Records from a collection of figures —
--- start ---
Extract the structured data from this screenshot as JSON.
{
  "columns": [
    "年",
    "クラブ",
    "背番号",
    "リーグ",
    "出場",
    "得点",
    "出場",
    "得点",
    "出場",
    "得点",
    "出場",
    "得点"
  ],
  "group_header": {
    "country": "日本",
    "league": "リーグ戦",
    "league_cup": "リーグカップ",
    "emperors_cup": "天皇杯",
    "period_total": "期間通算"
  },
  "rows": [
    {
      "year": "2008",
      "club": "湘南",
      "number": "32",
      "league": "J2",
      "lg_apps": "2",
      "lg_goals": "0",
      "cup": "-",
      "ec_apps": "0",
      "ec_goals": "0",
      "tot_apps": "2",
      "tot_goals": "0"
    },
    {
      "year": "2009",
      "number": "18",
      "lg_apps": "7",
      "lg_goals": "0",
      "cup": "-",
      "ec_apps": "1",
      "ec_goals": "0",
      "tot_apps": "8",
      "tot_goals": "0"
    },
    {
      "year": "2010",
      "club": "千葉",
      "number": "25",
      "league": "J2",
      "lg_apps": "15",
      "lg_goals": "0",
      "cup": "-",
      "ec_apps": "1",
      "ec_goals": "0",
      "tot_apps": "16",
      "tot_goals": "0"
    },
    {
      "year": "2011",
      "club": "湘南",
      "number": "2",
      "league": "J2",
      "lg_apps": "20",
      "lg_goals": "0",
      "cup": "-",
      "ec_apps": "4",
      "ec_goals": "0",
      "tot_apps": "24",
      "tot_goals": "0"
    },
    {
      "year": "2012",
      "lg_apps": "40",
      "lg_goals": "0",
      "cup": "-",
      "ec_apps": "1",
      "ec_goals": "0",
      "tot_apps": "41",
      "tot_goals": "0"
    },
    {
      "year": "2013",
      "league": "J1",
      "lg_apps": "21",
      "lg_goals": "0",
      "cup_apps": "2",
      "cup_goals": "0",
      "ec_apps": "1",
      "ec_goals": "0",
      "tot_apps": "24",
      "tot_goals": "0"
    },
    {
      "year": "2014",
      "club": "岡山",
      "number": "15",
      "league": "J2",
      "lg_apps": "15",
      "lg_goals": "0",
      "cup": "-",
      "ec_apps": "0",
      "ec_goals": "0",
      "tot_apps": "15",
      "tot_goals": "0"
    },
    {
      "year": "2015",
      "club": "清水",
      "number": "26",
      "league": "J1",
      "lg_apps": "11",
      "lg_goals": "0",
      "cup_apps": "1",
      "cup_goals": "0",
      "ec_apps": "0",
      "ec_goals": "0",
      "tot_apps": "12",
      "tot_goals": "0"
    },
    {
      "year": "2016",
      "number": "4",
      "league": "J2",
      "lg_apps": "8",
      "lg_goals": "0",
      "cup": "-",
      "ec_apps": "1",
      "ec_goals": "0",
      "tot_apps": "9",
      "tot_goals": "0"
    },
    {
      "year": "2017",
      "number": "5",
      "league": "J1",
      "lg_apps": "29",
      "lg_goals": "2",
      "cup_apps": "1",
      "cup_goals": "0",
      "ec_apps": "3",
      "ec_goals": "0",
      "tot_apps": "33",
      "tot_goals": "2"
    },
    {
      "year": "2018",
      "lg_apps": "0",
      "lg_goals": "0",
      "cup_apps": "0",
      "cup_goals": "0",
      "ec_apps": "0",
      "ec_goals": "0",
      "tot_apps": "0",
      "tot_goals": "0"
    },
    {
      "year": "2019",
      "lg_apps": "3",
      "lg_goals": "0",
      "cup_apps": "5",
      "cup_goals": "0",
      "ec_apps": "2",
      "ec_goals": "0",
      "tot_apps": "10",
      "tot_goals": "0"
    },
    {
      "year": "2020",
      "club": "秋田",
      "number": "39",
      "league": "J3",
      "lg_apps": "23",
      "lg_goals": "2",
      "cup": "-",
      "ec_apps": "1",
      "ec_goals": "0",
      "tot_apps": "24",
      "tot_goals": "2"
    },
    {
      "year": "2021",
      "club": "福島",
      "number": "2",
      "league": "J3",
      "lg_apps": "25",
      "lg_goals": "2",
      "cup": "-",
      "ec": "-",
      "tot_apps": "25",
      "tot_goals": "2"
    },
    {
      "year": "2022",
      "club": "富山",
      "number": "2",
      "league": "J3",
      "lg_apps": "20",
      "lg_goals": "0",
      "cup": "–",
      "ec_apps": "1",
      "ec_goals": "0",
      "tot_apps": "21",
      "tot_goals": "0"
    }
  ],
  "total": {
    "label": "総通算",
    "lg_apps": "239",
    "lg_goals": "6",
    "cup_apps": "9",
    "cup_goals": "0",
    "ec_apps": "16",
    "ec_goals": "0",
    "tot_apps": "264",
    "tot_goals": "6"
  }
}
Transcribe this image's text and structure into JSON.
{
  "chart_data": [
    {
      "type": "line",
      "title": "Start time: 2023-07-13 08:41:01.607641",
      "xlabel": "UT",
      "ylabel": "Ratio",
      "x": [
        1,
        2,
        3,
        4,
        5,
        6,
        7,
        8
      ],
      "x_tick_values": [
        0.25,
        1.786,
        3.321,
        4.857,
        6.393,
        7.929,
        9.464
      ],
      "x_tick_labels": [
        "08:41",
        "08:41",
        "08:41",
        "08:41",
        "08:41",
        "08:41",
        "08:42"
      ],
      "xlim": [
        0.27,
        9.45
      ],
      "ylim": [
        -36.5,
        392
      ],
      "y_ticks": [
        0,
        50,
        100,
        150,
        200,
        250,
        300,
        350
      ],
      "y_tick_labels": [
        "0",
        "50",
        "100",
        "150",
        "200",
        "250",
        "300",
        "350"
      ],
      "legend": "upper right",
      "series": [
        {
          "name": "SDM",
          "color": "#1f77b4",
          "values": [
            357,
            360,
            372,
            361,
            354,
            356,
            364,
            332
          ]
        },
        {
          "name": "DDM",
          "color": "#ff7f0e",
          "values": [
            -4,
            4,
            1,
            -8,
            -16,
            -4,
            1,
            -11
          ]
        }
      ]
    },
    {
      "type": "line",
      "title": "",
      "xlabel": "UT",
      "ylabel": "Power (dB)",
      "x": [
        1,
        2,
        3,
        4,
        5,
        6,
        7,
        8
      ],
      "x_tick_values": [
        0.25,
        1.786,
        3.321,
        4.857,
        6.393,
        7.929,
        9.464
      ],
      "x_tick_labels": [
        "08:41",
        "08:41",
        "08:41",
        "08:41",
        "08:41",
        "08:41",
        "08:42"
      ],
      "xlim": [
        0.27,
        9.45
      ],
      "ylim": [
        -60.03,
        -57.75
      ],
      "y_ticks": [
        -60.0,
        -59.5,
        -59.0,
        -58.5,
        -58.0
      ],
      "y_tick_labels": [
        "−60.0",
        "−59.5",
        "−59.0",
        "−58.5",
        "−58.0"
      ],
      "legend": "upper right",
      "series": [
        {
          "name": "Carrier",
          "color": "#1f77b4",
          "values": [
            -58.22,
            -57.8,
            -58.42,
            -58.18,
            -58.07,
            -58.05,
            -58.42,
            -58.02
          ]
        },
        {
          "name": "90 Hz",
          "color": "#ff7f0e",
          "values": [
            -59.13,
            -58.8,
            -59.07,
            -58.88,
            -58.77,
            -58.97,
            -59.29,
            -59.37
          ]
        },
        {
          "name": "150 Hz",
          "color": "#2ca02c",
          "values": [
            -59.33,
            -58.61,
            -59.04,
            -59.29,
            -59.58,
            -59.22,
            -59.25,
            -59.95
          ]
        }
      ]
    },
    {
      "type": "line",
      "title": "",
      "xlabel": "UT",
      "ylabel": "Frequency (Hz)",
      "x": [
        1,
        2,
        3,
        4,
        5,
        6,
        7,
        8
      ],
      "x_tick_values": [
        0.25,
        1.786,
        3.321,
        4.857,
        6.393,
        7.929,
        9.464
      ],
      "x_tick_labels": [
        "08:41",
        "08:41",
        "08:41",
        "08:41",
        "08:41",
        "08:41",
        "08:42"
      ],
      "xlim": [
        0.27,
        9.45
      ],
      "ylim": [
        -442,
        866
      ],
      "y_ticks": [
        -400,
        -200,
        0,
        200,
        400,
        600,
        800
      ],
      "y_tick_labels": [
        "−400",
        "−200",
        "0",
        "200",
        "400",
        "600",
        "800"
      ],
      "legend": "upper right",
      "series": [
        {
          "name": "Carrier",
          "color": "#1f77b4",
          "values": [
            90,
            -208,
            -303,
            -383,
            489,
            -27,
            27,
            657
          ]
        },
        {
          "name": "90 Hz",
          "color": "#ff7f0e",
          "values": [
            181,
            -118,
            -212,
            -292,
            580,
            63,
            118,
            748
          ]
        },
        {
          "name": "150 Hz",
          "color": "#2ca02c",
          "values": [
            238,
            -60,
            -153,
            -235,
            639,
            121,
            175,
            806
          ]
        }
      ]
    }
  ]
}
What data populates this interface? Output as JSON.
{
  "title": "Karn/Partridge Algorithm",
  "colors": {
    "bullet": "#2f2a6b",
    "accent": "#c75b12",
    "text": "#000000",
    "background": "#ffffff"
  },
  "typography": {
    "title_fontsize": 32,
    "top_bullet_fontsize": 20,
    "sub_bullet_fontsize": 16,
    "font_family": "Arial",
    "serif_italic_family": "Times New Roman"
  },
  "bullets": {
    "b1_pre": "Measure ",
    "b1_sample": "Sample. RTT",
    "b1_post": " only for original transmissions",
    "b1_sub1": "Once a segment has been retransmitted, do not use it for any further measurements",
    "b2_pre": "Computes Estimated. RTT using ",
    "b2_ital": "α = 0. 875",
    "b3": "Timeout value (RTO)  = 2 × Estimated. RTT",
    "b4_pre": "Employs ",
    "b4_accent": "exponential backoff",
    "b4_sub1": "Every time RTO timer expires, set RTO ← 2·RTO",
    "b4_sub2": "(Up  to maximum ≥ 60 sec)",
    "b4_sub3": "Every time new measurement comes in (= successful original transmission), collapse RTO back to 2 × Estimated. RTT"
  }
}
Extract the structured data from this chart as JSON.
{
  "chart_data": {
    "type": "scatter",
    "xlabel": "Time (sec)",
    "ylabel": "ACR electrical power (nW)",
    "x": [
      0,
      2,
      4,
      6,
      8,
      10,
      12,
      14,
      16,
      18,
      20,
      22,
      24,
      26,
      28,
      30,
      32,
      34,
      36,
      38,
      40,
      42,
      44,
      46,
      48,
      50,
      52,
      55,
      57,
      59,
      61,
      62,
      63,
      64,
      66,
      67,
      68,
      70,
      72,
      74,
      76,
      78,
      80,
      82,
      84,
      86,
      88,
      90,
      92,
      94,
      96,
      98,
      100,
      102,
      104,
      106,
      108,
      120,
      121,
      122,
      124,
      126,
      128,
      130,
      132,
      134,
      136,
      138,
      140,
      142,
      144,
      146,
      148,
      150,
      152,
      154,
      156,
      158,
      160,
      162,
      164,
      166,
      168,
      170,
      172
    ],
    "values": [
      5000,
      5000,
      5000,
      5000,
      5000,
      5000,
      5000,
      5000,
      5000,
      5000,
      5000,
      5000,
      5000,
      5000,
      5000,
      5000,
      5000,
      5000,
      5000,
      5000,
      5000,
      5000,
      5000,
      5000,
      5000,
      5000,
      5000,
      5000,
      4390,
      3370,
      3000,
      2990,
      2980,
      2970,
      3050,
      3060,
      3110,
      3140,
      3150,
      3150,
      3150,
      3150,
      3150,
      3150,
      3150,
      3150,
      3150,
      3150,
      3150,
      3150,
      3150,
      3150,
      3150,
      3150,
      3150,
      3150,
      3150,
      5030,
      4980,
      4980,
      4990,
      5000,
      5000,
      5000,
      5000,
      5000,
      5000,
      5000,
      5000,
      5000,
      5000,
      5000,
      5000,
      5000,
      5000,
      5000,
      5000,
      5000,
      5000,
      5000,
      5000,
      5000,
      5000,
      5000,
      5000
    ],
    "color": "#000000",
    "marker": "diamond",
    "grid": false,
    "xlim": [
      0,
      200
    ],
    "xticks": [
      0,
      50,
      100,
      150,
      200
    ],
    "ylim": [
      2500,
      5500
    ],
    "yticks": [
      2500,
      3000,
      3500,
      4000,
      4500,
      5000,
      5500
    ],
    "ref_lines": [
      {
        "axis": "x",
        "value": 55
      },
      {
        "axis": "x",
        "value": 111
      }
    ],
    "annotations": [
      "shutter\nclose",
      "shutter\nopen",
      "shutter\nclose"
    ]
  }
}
--- end ---
Report only the number of lines in the records that include the word "Estimated".

3